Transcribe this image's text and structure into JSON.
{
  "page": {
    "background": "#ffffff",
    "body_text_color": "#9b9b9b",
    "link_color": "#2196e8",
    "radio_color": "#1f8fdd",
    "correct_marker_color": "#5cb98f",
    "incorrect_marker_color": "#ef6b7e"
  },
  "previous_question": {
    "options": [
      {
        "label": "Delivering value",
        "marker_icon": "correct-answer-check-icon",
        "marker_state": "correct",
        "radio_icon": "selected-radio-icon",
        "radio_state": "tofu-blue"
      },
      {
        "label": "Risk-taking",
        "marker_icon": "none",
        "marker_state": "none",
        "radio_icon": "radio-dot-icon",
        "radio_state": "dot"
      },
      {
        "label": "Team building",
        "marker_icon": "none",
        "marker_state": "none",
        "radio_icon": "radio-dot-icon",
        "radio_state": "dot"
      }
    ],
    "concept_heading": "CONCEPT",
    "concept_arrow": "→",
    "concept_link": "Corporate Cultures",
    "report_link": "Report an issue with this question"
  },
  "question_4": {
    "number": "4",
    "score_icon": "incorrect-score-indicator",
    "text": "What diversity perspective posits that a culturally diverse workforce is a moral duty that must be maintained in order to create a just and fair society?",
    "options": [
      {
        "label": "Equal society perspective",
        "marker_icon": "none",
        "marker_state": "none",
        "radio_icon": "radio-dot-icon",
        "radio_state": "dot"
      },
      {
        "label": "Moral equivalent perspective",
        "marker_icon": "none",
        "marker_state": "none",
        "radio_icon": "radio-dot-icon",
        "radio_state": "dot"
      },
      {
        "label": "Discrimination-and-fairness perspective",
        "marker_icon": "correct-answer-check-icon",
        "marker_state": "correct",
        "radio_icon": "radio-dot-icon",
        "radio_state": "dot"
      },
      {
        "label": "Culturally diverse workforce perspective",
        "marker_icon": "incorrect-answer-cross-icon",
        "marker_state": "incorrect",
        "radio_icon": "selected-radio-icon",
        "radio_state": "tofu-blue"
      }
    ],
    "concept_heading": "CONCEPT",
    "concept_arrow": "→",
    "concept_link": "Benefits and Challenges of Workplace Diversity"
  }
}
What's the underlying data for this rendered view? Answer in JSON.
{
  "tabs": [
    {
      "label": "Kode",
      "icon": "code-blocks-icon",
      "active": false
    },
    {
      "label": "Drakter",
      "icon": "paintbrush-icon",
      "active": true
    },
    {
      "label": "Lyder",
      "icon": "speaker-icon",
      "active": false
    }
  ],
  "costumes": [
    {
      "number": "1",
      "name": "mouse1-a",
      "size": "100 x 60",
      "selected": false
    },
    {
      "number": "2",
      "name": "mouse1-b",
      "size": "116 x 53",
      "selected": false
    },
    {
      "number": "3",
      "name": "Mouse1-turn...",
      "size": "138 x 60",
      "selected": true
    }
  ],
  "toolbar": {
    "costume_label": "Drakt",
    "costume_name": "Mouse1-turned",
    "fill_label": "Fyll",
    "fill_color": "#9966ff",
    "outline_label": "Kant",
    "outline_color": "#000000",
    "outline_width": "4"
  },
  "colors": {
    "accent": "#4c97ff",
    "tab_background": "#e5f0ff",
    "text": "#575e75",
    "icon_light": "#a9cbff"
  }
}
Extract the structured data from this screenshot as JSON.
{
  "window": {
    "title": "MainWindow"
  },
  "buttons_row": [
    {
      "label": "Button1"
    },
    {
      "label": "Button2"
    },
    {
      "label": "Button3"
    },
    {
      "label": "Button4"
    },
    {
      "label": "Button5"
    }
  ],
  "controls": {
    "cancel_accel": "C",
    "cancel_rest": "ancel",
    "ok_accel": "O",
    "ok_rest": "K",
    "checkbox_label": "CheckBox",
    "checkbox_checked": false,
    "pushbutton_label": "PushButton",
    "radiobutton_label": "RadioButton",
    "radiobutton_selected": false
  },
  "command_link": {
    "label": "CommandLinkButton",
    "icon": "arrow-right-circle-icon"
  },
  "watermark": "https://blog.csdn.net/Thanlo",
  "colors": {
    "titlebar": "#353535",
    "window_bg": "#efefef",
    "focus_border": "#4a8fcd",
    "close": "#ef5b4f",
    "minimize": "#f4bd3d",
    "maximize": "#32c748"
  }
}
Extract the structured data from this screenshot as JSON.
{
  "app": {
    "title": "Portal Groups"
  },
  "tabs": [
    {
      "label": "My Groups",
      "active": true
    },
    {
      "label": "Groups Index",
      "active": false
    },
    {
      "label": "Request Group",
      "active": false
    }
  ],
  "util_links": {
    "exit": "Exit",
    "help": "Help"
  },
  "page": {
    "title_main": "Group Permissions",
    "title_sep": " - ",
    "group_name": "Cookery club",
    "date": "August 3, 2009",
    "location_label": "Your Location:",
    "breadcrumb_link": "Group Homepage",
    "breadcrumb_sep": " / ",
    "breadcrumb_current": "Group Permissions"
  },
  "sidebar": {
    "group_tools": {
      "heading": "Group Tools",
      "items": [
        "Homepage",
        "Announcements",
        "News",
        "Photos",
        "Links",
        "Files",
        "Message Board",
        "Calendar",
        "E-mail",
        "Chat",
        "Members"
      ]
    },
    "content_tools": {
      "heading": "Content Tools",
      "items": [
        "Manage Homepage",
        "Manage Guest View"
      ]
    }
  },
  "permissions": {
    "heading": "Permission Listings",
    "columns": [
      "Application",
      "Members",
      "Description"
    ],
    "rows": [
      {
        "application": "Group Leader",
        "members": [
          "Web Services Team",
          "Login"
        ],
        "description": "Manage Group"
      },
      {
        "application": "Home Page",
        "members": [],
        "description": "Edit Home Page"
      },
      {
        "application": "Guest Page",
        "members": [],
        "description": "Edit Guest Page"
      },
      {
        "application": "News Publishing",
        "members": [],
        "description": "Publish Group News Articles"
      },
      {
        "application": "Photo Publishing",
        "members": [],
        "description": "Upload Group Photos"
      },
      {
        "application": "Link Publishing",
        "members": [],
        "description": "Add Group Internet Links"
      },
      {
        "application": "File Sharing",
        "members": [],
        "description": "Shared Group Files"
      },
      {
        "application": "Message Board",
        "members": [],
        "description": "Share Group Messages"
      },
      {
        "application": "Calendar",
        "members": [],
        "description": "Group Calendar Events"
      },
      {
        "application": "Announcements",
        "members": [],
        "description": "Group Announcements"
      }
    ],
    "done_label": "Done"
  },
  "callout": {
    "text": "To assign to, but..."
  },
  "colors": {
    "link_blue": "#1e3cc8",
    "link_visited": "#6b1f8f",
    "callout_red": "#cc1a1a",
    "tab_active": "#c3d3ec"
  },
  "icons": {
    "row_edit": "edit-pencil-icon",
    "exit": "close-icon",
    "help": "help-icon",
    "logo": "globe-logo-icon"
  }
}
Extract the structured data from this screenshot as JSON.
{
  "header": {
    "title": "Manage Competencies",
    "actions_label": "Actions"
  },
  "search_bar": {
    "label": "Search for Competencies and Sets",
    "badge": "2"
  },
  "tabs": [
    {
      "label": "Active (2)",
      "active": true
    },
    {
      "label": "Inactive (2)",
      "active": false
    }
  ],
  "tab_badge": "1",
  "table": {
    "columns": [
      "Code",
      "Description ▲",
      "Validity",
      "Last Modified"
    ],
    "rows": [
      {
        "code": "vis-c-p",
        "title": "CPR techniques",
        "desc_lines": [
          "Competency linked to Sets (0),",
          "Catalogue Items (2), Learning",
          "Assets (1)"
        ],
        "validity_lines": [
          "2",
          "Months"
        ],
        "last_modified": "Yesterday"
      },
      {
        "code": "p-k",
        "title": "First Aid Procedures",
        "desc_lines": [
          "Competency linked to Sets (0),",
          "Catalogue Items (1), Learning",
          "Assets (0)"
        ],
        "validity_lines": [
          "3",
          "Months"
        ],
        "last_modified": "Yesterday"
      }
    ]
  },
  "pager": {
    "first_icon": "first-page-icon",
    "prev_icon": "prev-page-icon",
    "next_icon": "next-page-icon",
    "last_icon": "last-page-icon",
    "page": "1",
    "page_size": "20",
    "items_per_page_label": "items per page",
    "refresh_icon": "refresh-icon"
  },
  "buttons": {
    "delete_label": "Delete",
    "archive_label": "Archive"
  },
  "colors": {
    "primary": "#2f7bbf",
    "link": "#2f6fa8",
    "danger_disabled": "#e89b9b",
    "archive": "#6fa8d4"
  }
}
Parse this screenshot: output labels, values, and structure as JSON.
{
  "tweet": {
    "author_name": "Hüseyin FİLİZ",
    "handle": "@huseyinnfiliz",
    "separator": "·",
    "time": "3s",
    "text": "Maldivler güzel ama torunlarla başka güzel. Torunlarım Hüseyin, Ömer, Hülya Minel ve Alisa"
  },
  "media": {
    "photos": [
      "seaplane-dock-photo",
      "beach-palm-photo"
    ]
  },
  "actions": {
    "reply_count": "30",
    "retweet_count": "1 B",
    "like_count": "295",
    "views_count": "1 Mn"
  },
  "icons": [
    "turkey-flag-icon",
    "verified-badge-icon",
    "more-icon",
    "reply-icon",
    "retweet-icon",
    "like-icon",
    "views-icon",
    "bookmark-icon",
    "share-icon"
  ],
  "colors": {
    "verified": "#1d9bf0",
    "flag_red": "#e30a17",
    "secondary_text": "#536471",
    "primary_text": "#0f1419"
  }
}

# # # # #

## Aim of the task
Give back exactly the lines beginning at the one with "Parse this screenshot: output" and ending at the final line of the material; both boundary lines belong in it.

## Exercise output
Parse this screenshot: output labels, values, and structure as JSON.
{
  "tweet": {
    "author_name": "Hüseyin FİLİZ",
    "handle": "@huseyinnfiliz",
    "separator": "·",
    "time": "3s",
    "text": "Maldivler güzel ama torunlarla başka güzel. Torunlarım Hüseyin, Ömer, Hülya Minel ve Alisa"
  },
  "media": {
    "photos": [
      "seaplane-dock-photo",
      "beach-palm-photo"
    ]
  },
  "actions": {
    "reply_count": "30",
    "retweet_count": "1 B",
    "like_count": "295",
    "views_count": "1 Mn"
  },
  "icons": [
    "turkey-flag-icon",
    "verified-badge-icon",
    "more-icon",
    "reply-icon",
    "retweet-icon",
    "like-icon",
    "views-icon",
    "bookmark-icon",
    "share-icon"
  ],
  "colors": {
    "verified": "#1d9bf0",
    "flag_red": "#e30a17",
    "secondary_text": "#536471",
    "primary_text": "#0f1419"
  }
}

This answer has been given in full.